* Request *
Copy out all of the material exactly as presented.

* Data provided *
-----

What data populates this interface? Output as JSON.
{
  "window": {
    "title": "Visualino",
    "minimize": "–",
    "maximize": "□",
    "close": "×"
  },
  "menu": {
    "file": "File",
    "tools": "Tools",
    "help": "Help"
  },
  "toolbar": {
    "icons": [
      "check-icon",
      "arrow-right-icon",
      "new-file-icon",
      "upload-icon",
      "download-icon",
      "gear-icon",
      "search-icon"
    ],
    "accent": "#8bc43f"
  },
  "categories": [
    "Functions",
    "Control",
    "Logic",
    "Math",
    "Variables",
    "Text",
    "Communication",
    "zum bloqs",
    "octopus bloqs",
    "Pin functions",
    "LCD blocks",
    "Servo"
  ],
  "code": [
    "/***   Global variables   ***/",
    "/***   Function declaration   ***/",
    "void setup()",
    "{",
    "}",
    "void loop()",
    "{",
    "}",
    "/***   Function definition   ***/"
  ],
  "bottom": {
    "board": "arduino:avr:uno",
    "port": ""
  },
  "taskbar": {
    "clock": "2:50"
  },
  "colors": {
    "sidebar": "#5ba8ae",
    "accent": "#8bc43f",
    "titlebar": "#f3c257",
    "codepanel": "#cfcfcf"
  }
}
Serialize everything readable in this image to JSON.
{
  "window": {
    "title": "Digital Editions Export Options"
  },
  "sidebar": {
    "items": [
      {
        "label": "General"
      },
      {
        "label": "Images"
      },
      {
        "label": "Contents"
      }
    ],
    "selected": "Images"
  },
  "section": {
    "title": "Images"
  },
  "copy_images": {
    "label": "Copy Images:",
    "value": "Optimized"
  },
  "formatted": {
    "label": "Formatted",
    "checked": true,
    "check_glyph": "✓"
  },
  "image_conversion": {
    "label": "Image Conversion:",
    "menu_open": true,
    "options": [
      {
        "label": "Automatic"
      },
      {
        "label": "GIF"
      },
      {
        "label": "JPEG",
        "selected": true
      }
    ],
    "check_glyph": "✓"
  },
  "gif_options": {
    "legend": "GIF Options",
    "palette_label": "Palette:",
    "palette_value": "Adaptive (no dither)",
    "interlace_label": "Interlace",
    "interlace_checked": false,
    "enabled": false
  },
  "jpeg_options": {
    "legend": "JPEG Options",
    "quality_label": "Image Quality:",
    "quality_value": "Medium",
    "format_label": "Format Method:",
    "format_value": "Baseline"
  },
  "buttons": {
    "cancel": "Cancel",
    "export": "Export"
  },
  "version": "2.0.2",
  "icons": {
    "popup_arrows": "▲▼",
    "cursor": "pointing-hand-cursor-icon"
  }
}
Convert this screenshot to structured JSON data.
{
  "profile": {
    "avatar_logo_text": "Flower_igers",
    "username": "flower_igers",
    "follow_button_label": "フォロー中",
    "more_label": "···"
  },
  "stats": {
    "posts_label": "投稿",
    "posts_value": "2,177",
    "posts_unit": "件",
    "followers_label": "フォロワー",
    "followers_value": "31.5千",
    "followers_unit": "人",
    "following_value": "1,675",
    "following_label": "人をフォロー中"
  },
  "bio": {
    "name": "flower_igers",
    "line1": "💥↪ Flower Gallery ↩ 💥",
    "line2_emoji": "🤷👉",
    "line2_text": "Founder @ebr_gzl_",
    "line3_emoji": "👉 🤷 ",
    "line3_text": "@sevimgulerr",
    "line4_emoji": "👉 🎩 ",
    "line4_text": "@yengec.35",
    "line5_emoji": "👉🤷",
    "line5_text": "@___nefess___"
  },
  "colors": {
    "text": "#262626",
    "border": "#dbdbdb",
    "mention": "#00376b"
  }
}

-----

* Final result *
What data populates this interface? Output as JSON.
{
  "window": {
    "title": "Visualino",
    "minimize": "–",
    "maximize": "□",
    "close": "×"
  },
  "menu": {
    "file": "File",
    "tools": "Tools",
    "help": "Help"
  },
  "toolbar": {
    "icons": [
      "check-icon",
      "arrow-right-icon",
      "new-file-icon",
      "upload-icon",
      "download-icon",
      "gear-icon",
      "search-icon"
    ],
    "accent": "#8bc43f"
  },
  "categories": [
    "Functions",
    "Control",
    "Logic",
    "Math",
    "Variables",
    "Text",
    "Communication",
    "zum bloqs",
    "octopus bloqs",
    "Pin functions",
    "LCD blocks",
    "Servo"
  ],
  "code": [
    "/***   Global variables   ***/",
    "/***   Function declaration   ***/",
    "void setup()",
    "{",
    "}",
    "void loop()",
    "{",
    "}",
    "/***   Function definition   ***/"
  ],
  "bottom": {
    "board": "arduino:avr:uno",
    "port": ""
  },
  "taskbar": {
    "clock": "2:50"
  },
  "colors": {
    "sidebar": "#5ba8ae",
    "accent": "#8bc43f",
    "titlebar": "#f3c257",
    "codepanel": "#cfcfcf"
  }
}
Serialize everything readable in this image to JSON.
{
  "window": {
    "title": "Digital Editions Export Options"
  },
  "sidebar": {
    "items": [
      {
        "label": "General"
      },
      {
        "label": "Images"
      },
      {
        "label": "Contents"
      }
    ],
    "selected": "Images"
  },
  "section": {
    "title": "Images"
  },
  "copy_images": {
    "label": "Copy Images:",
    "value": "Optimized"
  },
  "formatted": {
    "label": "Formatted",
    "checked": true,
    "check_glyph": "✓"
  },
  "image_conversion": {
    "label": "Image Conversion:",
    "menu_open": true,
    "options": [
      {
        "label": "Automatic"
      },
      {
        "label": "GIF"
      },
      {
        "label": "JPEG",
        "selected": true
      }
    ],
    "check_glyph": "✓"
  },
  "gif_options": {
    "legend": "GIF Options",
    "palette_label": "Palette:",
    "palette_value": "Adaptive (no dither)",
    "interlace_label": "Interlace",
    "interlace_checked": false,
    "enabled": false
  },
  "jpeg_options": {
    "legend": "JPEG Options",
    "quality_label": "Image Quality:",
    "quality_value": "Medium",
    "format_label": "Format Method:",
    "format_value": "Baseline"
  },
  "buttons": {
    "cancel": "Cancel",
    "export": "Export"
  },
  "version": "2.0.2",
  "icons": {
    "popup_arrows": "▲▼",
    "cursor": "pointing-hand-cursor-icon"
  }
}
Convert this screenshot to structured JSON data.
{
  "profile": {
    "avatar_logo_text": "Flower_igers",
    "username": "flower_igers",
    "follow_button_label": "フォロー中",
    "more_label": "···"
  },
  "stats": {
    "posts_label": "投稿",
    "posts_value": "2,177",
    "posts_unit": "件",
    "followers_label": "フォロワー",
    "followers_value": "31.5千",
    "followers_unit": "人",
    "following_value": "1,675",
    "following_label": "人をフォロー中"
  },
  "bio": {
    "name": "flower_igers",
    "line1": "💥↪ Flower Gallery ↩ 💥",
    "line2_emoji": "🤷👉",
    "line2_text": "Founder @ebr_gzl_",
    "line3_emoji": "👉 🤷 ",
    "line3_text": "@sevimgulerr",
    "line4_emoji": "👉 🎩 ",
    "line4_text": "@yengec.35",
    "line5_emoji": "👉🤷",
    "line5_text": "@___nefess___"
  },
  "colors": {
    "text": "#262626",
    "border": "#dbdbdb",
    "mention": "#00376b"
  }
}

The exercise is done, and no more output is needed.